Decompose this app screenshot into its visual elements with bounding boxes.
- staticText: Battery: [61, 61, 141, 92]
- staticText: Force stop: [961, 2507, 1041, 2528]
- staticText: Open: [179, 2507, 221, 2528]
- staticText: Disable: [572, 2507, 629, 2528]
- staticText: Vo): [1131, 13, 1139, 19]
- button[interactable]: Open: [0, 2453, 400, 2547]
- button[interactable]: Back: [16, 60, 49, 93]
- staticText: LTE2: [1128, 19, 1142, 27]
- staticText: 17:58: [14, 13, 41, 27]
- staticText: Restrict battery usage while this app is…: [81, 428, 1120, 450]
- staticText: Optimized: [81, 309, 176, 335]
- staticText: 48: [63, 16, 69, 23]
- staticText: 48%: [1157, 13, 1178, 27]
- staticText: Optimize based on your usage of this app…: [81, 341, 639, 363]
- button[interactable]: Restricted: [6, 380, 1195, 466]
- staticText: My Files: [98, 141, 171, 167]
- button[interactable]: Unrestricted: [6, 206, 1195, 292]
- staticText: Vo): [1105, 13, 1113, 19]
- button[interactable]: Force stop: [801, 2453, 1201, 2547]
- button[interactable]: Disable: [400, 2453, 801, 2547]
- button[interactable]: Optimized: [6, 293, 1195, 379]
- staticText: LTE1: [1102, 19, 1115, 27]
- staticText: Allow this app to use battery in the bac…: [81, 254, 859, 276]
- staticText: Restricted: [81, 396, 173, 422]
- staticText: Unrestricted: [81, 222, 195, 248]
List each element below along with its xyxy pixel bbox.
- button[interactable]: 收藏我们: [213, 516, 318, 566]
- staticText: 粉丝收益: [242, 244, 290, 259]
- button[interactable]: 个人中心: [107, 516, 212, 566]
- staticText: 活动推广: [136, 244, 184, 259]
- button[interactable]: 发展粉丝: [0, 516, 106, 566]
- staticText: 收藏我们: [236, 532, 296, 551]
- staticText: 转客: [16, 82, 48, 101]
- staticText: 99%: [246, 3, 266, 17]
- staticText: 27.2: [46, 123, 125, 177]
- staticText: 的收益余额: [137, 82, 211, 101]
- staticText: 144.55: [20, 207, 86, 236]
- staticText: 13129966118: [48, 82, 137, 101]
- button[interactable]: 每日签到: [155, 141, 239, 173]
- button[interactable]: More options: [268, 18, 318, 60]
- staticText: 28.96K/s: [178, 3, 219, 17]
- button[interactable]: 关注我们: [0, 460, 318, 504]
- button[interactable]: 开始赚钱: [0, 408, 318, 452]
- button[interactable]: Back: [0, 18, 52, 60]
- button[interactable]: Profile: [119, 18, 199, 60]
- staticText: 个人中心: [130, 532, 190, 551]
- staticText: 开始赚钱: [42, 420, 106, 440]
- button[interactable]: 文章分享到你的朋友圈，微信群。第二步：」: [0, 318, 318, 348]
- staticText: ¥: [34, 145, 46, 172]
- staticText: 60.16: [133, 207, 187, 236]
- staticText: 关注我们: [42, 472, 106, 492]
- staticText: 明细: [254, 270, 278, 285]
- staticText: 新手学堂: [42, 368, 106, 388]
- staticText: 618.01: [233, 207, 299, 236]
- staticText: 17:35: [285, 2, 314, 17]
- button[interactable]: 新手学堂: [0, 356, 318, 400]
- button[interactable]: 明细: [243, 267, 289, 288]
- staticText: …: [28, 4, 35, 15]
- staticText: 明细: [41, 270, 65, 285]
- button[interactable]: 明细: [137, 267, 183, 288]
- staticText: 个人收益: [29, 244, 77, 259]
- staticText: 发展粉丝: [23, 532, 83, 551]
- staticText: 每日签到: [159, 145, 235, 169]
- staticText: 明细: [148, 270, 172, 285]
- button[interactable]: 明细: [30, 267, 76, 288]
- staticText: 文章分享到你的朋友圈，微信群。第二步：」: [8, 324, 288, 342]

Written problem:
Copy every one of the records above line for line, keeping each character the same.

Result:
Decompose this app screenshot into its visual elements with bounding boxes.
- staticText: Battery: [61, 61, 141, 92]
- staticText: Force stop: [961, 2507, 1041, 2528]
- staticText: Open: [179, 2507, 221, 2528]
- staticText: Disable: [572, 2507, 629, 2528]
- staticText: Vo): [1131, 13, 1139, 19]
- button[interactable]: Open: [0, 2453, 400, 2547]
- button[interactable]: Back: [16, 60, 49, 93]
- staticText: LTE2: [1128, 19, 1142, 27]
- staticText: 17:58: [14, 13, 41, 27]
- staticText: Restrict battery usage while this app is…: [81, 428, 1120, 450]
- staticText: Optimized: [81, 309, 176, 335]
- staticText: 48: [63, 16, 69, 23]
- staticText: 48%: [1157, 13, 1178, 27]
- staticText: Optimize based on your usage of this app…: [81, 341, 639, 363]
- button[interactable]: Restricted: [6, 380, 1195, 466]
- staticText: My Files: [98, 141, 171, 167]
- button[interactable]: Unrestricted: [6, 206, 1195, 292]
- staticText: Vo): [1105, 13, 1113, 19]
- button[interactable]: Force stop: [801, 2453, 1201, 2547]
- button[interactable]: Disable: [400, 2453, 801, 2547]
- button[interactable]: Optimized: [6, 293, 1195, 379]
- staticText: LTE1: [1102, 19, 1115, 27]
- staticText: Allow this app to use battery in the bac…: [81, 254, 859, 276]
- staticText: Restricted: [81, 396, 173, 422]
- staticText: Unrestricted: [81, 222, 195, 248]
List each element below along with its xyxy pixel bbox.
- button[interactable]: 收藏我们: [213, 516, 318, 566]
- staticText: 粉丝收益: [242, 244, 290, 259]
- button[interactable]: 个人中心: [107, 516, 212, 566]
- staticText: 活动推广: [136, 244, 184, 259]
- button[interactable]: 发展粉丝: [0, 516, 106, 566]
- staticText: 收藏我们: [236, 532, 296, 551]
- staticText: 转客: [16, 82, 48, 101]
- staticText: 99%: [246, 3, 266, 17]
- staticText: 27.2: [46, 123, 125, 177]
- staticText: 的收益余额: [137, 82, 211, 101]
- staticText: 144.55: [20, 207, 86, 236]
- staticText: 13129966118: [48, 82, 137, 101]
- button[interactable]: 每日签到: [155, 141, 239, 173]
- button[interactable]: More options: [268, 18, 318, 60]
- staticText: 28.96K/s: [178, 3, 219, 17]
- button[interactable]: 关注我们: [0, 460, 318, 504]
- button[interactable]: 开始赚钱: [0, 408, 318, 452]
- button[interactable]: Back: [0, 18, 52, 60]
- button[interactable]: Profile: [119, 18, 199, 60]
- staticText: 个人中心: [130, 532, 190, 551]
- staticText: 开始赚钱: [42, 420, 106, 440]
- button[interactable]: 文章分享到你的朋友圈，微信群。第二步：」: [0, 318, 318, 348]
- staticText: ¥: [34, 145, 46, 172]
- staticText: 60.16: [133, 207, 187, 236]
- staticText: 关注我们: [42, 472, 106, 492]
- staticText: 明细: [254, 270, 278, 285]
- staticText: 新手学堂: [42, 368, 106, 388]
- staticText: 618.01: [233, 207, 299, 236]
- staticText: 17:35: [285, 2, 314, 17]
- button[interactable]: 新手学堂: [0, 356, 318, 400]
- button[interactable]: 明细: [243, 267, 289, 288]
- staticText: …: [28, 4, 35, 15]
- staticText: 明细: [41, 270, 65, 285]
- button[interactable]: 明细: [137, 267, 183, 288]
- staticText: 个人收益: [29, 244, 77, 259]
- staticText: 发展粉丝: [23, 532, 83, 551]
- staticText: 每日签到: [159, 145, 235, 169]
- staticText: 明细: [148, 270, 172, 285]
- button[interactable]: 明细: [30, 267, 76, 288]
- staticText: 文章分享到你的朋友圈，微信群。第二步：」: [8, 324, 288, 342]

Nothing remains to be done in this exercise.